**PROBLEM**: Please pull out every item below that contains the string "page", copying each one in full. Case counts.

**TASK INPUT**:
— Start —

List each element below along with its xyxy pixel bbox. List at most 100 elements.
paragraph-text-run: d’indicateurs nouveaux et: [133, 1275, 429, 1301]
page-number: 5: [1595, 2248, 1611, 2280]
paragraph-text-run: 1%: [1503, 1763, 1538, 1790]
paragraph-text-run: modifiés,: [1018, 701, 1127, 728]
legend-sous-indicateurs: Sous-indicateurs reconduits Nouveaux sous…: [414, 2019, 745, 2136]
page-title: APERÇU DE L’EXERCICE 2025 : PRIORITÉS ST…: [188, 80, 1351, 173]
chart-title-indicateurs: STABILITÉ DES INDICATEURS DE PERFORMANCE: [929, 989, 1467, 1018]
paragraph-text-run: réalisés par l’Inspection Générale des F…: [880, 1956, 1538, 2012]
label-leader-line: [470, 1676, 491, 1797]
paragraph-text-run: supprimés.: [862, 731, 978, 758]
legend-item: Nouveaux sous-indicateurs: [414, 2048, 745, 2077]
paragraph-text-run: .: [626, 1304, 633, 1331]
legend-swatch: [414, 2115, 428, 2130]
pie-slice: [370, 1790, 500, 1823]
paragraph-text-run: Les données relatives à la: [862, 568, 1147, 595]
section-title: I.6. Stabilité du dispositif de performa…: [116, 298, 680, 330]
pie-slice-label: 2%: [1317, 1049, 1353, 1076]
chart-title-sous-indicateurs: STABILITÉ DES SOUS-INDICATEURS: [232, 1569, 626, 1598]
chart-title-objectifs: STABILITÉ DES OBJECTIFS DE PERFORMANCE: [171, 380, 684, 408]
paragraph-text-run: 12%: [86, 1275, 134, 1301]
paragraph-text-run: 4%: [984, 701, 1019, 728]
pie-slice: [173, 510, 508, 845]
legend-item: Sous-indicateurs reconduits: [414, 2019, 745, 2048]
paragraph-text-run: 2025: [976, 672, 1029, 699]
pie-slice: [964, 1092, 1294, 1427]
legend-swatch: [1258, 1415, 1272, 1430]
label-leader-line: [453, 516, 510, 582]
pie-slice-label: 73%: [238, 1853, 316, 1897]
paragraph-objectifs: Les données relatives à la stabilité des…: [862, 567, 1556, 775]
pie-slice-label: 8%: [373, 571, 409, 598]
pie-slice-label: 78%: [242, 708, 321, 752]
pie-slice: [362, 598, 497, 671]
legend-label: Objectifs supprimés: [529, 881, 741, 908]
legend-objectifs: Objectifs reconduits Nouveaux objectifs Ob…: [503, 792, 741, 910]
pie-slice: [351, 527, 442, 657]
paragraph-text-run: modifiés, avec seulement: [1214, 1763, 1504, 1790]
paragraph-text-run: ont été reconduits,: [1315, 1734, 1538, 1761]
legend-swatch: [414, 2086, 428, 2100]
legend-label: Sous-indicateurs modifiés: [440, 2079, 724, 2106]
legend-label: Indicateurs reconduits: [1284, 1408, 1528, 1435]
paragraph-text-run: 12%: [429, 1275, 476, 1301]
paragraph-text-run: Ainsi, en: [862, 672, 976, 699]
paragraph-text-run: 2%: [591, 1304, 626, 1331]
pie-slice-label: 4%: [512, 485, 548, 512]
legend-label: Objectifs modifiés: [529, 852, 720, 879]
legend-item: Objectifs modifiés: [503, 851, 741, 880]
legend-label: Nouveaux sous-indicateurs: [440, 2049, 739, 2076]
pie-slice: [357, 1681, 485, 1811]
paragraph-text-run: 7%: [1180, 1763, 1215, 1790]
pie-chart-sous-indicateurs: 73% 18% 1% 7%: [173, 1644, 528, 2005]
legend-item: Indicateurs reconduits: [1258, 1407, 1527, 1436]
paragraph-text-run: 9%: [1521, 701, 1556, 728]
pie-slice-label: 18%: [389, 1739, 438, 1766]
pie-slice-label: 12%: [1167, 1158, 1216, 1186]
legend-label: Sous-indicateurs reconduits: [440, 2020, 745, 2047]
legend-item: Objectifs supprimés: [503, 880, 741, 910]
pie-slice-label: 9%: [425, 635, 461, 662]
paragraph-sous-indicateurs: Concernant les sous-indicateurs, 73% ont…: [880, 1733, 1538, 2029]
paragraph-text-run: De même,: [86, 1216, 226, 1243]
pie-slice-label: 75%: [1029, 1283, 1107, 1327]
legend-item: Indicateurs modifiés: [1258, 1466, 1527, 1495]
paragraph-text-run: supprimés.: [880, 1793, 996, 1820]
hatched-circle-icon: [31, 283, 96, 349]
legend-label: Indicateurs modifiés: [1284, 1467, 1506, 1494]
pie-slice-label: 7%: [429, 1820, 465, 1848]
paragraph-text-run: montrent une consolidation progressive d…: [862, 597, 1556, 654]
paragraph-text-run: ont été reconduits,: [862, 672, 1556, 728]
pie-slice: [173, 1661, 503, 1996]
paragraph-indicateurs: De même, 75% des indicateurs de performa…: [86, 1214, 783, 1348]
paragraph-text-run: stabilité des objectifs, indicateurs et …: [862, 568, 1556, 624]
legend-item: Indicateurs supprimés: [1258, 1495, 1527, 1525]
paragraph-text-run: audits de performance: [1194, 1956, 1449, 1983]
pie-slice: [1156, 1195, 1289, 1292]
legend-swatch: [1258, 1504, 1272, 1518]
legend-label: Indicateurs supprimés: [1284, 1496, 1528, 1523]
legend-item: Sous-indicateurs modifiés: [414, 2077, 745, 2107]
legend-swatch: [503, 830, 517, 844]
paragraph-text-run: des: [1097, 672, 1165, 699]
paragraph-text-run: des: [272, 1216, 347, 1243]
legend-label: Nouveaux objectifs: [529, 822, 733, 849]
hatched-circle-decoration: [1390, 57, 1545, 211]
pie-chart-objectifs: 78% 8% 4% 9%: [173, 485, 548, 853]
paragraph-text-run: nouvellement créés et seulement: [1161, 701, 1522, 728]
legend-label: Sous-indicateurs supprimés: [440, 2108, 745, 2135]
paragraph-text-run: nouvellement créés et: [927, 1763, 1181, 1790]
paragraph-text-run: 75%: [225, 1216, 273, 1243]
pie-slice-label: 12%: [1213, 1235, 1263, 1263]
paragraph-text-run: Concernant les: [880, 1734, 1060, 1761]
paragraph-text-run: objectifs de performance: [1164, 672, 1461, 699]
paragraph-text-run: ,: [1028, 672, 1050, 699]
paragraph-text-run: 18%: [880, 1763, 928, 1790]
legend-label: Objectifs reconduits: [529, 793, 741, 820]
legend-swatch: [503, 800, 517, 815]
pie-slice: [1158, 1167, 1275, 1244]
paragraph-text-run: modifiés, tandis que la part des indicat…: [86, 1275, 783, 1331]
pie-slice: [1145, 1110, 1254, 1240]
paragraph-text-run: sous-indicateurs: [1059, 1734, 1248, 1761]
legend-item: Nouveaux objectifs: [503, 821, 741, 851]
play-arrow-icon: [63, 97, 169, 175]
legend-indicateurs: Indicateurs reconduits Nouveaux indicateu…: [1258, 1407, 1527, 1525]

— End —

**TASK ANSWER**:
page-number: 5: [1595, 2248, 1611, 2280]
page-title: APERÇU DE L’EXERCICE 2025 : PRIORITÉS ST…: [188, 80, 1351, 173]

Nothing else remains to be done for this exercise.